▸ SHORT EXERCISE:
Locate and copy all lines bearing the word "frac".

»»

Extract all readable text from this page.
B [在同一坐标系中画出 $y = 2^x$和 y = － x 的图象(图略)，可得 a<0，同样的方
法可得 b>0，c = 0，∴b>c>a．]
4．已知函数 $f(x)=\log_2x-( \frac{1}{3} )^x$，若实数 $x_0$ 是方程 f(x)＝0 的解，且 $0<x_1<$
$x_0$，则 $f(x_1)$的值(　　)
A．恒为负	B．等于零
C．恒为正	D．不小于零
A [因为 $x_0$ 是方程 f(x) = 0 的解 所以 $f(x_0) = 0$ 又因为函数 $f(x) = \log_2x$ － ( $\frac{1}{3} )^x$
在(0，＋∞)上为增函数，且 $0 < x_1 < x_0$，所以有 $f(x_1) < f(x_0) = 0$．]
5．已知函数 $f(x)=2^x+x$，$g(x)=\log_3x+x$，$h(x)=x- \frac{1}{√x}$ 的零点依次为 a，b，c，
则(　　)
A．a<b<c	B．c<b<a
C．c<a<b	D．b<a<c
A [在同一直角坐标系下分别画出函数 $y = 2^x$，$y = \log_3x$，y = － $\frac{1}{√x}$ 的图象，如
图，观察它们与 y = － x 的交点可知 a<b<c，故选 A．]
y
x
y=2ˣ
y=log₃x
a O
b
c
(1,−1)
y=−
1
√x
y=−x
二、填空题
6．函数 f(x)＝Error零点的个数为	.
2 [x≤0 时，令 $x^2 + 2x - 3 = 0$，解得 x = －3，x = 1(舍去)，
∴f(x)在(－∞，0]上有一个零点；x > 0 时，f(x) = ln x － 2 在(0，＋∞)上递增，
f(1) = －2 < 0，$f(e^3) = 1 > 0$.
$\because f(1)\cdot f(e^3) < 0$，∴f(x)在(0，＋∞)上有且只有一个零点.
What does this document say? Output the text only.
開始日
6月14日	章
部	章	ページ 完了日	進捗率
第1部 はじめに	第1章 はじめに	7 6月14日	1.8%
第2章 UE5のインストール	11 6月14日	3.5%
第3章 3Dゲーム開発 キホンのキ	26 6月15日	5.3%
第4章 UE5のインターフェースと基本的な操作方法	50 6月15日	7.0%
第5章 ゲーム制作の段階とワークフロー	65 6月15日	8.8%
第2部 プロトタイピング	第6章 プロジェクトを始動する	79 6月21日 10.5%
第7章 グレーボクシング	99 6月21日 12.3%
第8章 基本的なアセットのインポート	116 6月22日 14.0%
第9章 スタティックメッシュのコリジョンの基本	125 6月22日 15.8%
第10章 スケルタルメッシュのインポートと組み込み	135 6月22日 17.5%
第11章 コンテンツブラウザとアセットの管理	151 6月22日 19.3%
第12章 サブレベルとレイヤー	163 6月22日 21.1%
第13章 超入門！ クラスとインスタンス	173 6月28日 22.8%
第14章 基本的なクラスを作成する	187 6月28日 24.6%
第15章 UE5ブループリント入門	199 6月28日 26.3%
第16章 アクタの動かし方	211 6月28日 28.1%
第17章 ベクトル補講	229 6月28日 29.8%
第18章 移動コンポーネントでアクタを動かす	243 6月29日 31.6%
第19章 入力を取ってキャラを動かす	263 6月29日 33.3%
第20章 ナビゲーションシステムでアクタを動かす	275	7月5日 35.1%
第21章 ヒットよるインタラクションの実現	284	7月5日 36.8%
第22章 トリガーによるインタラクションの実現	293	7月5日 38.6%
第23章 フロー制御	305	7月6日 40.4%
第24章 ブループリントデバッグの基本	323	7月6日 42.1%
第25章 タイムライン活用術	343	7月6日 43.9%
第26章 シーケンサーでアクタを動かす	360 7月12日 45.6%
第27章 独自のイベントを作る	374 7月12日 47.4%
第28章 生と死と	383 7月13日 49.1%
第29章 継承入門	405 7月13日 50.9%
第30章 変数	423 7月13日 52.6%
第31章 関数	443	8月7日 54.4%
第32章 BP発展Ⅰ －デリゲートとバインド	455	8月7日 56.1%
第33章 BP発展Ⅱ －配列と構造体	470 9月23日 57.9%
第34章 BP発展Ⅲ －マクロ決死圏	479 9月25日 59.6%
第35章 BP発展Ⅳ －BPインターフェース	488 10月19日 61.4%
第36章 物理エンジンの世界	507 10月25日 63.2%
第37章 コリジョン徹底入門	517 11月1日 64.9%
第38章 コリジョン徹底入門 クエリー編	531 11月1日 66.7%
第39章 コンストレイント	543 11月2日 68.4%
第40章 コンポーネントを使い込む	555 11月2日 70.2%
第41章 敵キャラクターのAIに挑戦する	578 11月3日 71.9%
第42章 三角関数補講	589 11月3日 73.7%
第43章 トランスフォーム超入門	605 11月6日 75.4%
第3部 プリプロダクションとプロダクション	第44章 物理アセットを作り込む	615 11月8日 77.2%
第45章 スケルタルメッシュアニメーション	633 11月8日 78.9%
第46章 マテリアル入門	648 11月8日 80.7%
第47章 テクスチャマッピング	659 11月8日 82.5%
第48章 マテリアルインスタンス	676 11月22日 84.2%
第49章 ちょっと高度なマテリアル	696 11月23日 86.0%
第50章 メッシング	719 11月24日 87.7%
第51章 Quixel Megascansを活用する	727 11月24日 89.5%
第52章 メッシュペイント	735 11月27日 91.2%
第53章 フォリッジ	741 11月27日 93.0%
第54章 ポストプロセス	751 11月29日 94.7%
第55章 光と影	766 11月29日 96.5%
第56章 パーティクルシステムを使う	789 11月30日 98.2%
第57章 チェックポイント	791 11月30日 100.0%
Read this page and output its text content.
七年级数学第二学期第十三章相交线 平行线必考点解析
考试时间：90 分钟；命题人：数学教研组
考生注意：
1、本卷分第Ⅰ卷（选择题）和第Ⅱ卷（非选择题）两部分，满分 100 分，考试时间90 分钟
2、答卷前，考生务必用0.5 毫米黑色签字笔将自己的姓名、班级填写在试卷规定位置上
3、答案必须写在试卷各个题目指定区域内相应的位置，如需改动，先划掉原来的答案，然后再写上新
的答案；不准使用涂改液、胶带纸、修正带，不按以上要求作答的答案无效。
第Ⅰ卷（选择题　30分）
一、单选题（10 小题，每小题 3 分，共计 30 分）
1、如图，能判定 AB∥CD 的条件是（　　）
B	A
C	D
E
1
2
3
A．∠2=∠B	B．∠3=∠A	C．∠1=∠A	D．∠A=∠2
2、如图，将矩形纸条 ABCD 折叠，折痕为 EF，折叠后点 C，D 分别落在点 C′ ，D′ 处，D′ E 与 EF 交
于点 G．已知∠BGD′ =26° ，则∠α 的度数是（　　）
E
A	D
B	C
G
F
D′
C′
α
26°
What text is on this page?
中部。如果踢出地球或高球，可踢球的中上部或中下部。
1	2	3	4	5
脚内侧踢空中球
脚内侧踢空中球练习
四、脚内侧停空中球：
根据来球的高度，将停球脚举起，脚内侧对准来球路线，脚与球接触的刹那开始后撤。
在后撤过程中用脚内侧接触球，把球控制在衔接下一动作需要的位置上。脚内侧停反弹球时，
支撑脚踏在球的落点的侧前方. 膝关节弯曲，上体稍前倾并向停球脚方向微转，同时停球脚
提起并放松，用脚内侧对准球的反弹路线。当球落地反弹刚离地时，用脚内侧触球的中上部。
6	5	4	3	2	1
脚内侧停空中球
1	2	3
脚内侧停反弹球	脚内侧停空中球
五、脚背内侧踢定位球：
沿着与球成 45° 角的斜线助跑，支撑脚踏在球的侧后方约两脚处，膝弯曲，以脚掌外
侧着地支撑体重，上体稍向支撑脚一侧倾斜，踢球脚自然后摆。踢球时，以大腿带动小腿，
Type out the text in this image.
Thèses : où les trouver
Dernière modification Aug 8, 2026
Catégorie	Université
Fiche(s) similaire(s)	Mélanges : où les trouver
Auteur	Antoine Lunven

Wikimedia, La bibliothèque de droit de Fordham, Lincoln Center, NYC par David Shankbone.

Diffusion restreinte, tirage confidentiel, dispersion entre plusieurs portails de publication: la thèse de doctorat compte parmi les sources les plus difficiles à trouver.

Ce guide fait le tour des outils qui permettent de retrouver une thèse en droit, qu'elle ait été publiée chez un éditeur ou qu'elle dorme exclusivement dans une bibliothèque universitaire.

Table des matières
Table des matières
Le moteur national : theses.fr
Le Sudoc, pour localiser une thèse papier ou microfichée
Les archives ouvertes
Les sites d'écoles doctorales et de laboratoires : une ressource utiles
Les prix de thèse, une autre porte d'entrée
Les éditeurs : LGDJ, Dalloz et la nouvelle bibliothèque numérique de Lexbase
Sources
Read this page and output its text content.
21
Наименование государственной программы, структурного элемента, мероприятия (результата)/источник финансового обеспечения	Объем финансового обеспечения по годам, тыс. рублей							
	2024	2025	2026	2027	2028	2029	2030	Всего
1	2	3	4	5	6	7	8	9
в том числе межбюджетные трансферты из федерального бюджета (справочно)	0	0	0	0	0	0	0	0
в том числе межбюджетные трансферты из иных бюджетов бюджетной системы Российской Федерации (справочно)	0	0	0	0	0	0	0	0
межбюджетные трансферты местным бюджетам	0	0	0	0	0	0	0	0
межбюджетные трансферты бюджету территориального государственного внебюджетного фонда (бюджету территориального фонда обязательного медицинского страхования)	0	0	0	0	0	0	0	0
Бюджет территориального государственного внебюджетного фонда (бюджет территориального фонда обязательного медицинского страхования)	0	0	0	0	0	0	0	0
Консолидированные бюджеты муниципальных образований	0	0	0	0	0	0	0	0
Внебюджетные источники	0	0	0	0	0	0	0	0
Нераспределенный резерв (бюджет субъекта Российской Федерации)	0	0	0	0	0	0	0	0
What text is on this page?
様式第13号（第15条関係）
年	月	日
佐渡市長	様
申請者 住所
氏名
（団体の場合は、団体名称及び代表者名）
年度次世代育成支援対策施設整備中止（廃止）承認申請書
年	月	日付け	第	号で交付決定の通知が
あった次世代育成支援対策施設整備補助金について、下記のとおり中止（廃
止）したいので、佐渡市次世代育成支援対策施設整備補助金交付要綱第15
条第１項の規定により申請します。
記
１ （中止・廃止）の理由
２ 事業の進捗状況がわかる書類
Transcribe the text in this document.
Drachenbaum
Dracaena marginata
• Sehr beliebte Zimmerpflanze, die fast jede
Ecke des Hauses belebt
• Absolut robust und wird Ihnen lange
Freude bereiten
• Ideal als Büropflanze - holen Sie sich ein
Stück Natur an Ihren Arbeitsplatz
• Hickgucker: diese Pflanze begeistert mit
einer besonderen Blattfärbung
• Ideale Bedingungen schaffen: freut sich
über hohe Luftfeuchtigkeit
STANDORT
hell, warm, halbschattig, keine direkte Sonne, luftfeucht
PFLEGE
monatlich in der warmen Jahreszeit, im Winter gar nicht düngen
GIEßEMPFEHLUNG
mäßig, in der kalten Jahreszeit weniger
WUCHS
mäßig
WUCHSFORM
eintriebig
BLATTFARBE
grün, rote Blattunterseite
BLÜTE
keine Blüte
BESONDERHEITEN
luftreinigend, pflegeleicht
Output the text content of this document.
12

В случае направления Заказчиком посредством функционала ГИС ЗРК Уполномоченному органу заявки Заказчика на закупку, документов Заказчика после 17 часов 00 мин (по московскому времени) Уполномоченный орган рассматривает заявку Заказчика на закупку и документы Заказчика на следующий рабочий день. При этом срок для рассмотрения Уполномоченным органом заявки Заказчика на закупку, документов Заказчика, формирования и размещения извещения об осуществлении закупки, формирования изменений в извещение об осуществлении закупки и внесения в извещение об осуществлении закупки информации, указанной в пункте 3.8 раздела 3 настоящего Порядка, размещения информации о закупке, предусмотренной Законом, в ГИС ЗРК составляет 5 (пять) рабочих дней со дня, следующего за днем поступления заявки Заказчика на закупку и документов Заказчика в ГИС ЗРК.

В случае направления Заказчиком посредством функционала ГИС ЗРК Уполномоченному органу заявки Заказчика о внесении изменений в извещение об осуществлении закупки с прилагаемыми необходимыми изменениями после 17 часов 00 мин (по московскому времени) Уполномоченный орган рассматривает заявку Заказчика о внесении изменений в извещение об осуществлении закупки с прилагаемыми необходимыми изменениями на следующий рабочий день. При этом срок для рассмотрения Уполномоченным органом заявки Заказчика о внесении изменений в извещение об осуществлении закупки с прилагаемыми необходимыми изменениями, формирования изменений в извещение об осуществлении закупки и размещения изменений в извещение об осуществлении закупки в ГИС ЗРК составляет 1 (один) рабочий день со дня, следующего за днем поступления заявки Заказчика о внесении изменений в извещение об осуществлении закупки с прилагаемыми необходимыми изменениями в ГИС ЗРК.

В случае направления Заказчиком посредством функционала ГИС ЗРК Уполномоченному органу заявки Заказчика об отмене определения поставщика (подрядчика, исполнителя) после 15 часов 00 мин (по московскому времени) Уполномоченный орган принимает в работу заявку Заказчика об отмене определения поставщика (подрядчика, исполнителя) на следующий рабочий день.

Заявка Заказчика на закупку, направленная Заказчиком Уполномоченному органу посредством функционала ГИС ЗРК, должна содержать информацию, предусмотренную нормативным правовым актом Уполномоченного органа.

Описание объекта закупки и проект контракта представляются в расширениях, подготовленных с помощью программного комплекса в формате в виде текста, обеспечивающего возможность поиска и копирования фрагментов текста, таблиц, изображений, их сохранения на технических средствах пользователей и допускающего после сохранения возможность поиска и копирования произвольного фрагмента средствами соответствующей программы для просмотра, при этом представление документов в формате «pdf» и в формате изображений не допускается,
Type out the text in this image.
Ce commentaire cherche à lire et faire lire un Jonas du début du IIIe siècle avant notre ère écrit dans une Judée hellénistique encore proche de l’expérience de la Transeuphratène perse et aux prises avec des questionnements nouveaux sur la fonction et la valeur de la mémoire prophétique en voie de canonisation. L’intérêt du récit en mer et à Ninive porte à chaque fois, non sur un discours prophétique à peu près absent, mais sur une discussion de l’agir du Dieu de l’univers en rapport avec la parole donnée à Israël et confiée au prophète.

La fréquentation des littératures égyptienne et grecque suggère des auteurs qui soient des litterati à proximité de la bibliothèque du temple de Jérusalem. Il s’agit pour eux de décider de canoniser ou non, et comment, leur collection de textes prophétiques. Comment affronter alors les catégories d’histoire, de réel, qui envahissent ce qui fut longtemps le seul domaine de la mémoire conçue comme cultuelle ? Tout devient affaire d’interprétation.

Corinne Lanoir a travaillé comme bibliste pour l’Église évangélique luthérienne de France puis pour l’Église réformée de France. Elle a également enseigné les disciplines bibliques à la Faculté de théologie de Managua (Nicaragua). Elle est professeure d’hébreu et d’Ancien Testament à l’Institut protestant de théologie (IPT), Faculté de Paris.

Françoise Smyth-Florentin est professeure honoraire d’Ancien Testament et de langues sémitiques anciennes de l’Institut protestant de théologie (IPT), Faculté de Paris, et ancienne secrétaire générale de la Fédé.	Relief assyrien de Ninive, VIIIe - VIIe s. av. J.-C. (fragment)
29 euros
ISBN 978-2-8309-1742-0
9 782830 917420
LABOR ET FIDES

««

▸ THE RESULT:
4．已知函数 $f(x)=\log_2x-( \frac{1}{3} )^x$，若实数 $x_0$ 是方程 f(x)＝0 的解，且 $0<x_1<$
A [因为 $x_0$ 是方程 f(x) = 0 的解 所以 $f(x_0) = 0$ 又因为函数 $f(x) = \log_2x$ － ( $\frac{1}{3} )^x$
5．已知函数 $f(x)=2^x+x$，$g(x)=\log_3x+x$，$h(x)=x- \frac{1}{√x}$ 的零点依次为 a，b，c，
A [在同一直角坐标系下分别画出函数 $y = 2^x$，$y = \log_3x$，y = － $\frac{1}{√x}$ 的图象，如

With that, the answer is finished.